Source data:

------

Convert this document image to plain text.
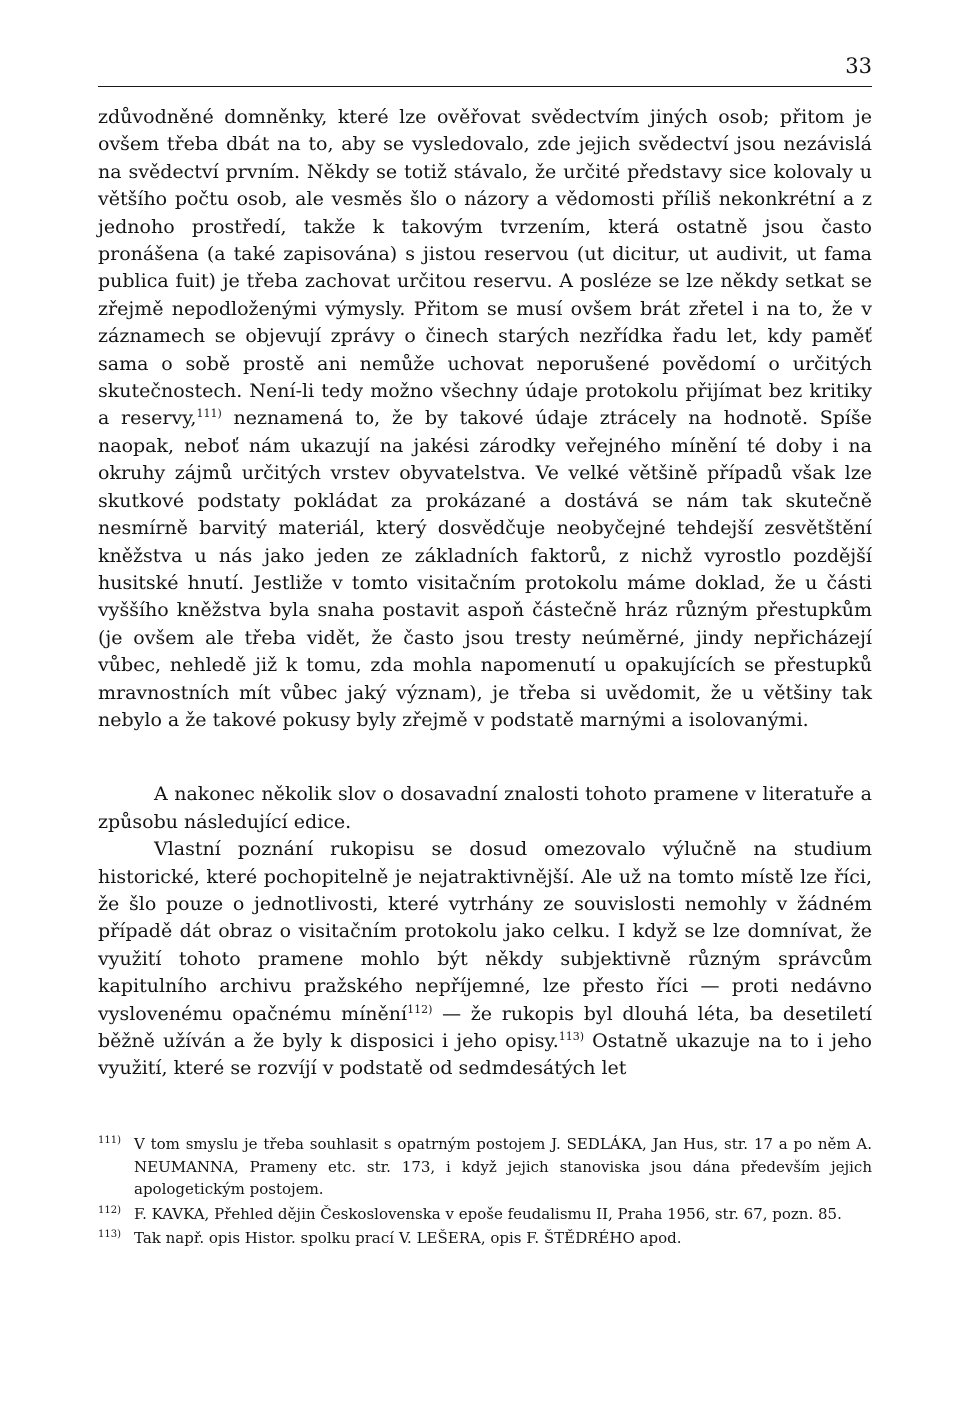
33

zdůvodněné domněnky, které lze ověřovat svědectvím jiných osob; přitom je ovšem třeba dbát na to, aby se vysledovalo, zde jejich svědectví jsou nezávislá na svědectví prvním. Někdy se totiž stávalo, že určité představy sice kolovaly u většího počtu osob, ale vesměs šlo o názory a vědomosti příliš nekonkrétní a z jednoho prostředí, takže k takovým tvrzením, která ostatně jsou často pronášena (a také zapisována) s jistou reservou (ut dicitur, ut audivit, ut fama publica fuit) je třeba zachovat určitou reservu. A posléze se lze někdy setkat se zřejmě nepodloženými výmysly. Přitom se musí ovšem brát zřetel i na to, že v záznamech se objevují zprávy o činech starých nezřídka řadu let, kdy paměť sama o sobě prostě ani nemůže uchovat neporušené povědomí o určitých skutečnostech. Není-li tedy možno všechny údaje protokolu přijímat bez kritiky a reservy,$^{111)}$ neznamená to, že by takové údaje ztrácely na hodnotě. Spíše naopak, neboť nám ukazují na jakési zárodky veřejného mínění té doby i na okruhy zájmů určitých vrstev obyvatelstva. Ve velké většině případů však lze skutkové podstaty pokládat za prokázané a dostává se nám tak skutečně nesmírně barvitý materiál, který dosvědčuje neobyčejné tehdejší zesvětštění kněžstva u nás jako jeden ze základních faktorů, z nichž vyrostlo pozdější husitské hnutí. Jestliže v tomto visitačním protokolu máme doklad, že u části vyššího kněžstva byla snaha postavit aspoň částečně hráz různým přestupkům (je ovšem ale třeba vidět, že často jsou tresty neúměrné, jindy nepřicházejí vůbec, nehledě již k tomu, zda mohla napomenutí u opakujících se přestupků mravnostních mít vůbec jaký význam), je třeba si uvědomit, že u většiny tak nebylo a že takové pokusy byly zřejmě v podstatě marnými a isolovanými.

A nakonec několik slov o dosavadní znalosti tohoto pramene v literatuře a způsobu následující edice.

Vlastní poznání rukopisu se dosud omezovalo výlučně na studium historické, které pochopitelně je nejatraktivnější. Ale už na tomto místě lze říci, že šlo pouze o jednotlivosti, které vytrhány ze souvislosti nemohly v žádném případě dát obraz o visitačním protokolu jako celku. I když se lze domnívat, že využití tohoto pramene mohlo být někdy subjektivně různým správcům kapitulního archivu pražského nepříjemné, lze přesto říci — proti nedávno vyslovenému opačnému mínění$^{112)}$ — že rukopis byl dlouhá léta, ba desetiletí běžně užíván a že byly k disposici i jeho opisy.$^{113)}$ Ostatně ukazuje na to i jeho využití, které se rozvíjí v podstatě od sedmdesátých let

$^{111)}$ V tom smyslu je třeba souhlasit s opatrným postojem J. SEDLÁKA, Jan Hus, str. 17 a po něm A. NEUMANNA, Prameny etc. str. 173, i když jejich stanoviska jsou dána především jejich apologetickým postojem.
$^{112)}$ F. KAVKA, Přehled dějin Československa v epoše feudalismu II, Praha 1956, str. 67, pozn. 85.
$^{113)}$ Tak např. opis Histor. spolku prací V. LEŠERA, opis F. ŠTĚDRÉHO apod.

------

=== AIM ===
Leave out the pictures and give the rest of the records again exactly.

=== ANSWER FOR THE TASK ===
Convert this document image to plain text.
33

zdůvodněné domněnky, které lze ověřovat svědectvím jiných osob; přitom je ovšem třeba dbát na to, aby se vysledovalo, zde jejich svědectví jsou nezávislá na svědectví prvním. Někdy se totiž stávalo, že určité představy sice kolovaly u většího počtu osob, ale vesměs šlo o názory a vědomosti příliš nekonkrétní a z jednoho prostředí, takže k takovým tvrzením, která ostatně jsou často pronášena (a také zapisována) s jistou reservou (ut dicitur, ut audivit, ut fama publica fuit) je třeba zachovat určitou reservu. A posléze se lze někdy setkat se zřejmě nepodloženými výmysly. Přitom se musí ovšem brát zřetel i na to, že v záznamech se objevují zprávy o činech starých nezřídka řadu let, kdy paměť sama o sobě prostě ani nemůže uchovat neporušené povědomí o určitých skutečnostech. Není-li tedy možno všechny údaje protokolu přijímat bez kritiky a reservy,$^{111)}$ neznamená to, že by takové údaje ztrácely na hodnotě. Spíše naopak, neboť nám ukazují na jakési zárodky veřejného mínění té doby i na okruhy zájmů určitých vrstev obyvatelstva. Ve velké většině případů však lze skutkové podstaty pokládat za prokázané a dostává se nám tak skutečně nesmírně barvitý materiál, který dosvědčuje neobyčejné tehdejší zesvětštění kněžstva u nás jako jeden ze základních faktorů, z nichž vyrostlo pozdější husitské hnutí. Jestliže v tomto visitačním protokolu máme doklad, že u části vyššího kněžstva byla snaha postavit aspoň částečně hráz různým přestupkům (je ovšem ale třeba vidět, že často jsou tresty neúměrné, jindy nepřicházejí vůbec, nehledě již k tomu, zda mohla napomenutí u opakujících se přestupků mravnostních mít vůbec jaký význam), je třeba si uvědomit, že u většiny tak nebylo a že takové pokusy byly zřejmě v podstatě marnými a isolovanými.

A nakonec několik slov o dosavadní znalosti tohoto pramene v literatuře a způsobu následující edice.

Vlastní poznání rukopisu se dosud omezovalo výlučně na studium historické, které pochopitelně je nejatraktivnější. Ale už na tomto místě lze říci, že šlo pouze o jednotlivosti, které vytrhány ze souvislosti nemohly v žádném případě dát obraz o visitačním protokolu jako celku. I když se lze domnívat, že využití tohoto pramene mohlo být někdy subjektivně různým správcům kapitulního archivu pražského nepříjemné, lze přesto říci — proti nedávno vyslovenému opačnému mínění$^{112)}$ — že rukopis byl dlouhá léta, ba desetiletí běžně užíván a že byly k disposici i jeho opisy.$^{113)}$ Ostatně ukazuje na to i jeho využití, které se rozvíjí v podstatě od sedmdesátých let

$^{111)}$ V tom smyslu je třeba souhlasit s opatrným postojem J. SEDLÁKA, Jan Hus, str. 17 a po něm A. NEUMANNA, Prameny etc. str. 173, i když jejich stanoviska jsou dána především jejich apologetickým postojem.
$^{112)}$ F. KAVKA, Přehled dějin Československa v epoše feudalismu II, Praha 1956, str. 67, pozn. 85.
$^{113)}$ Tak např. opis Histor. spolku prací V. LEŠERA, opis F. ŠTĚDRÉHO apod.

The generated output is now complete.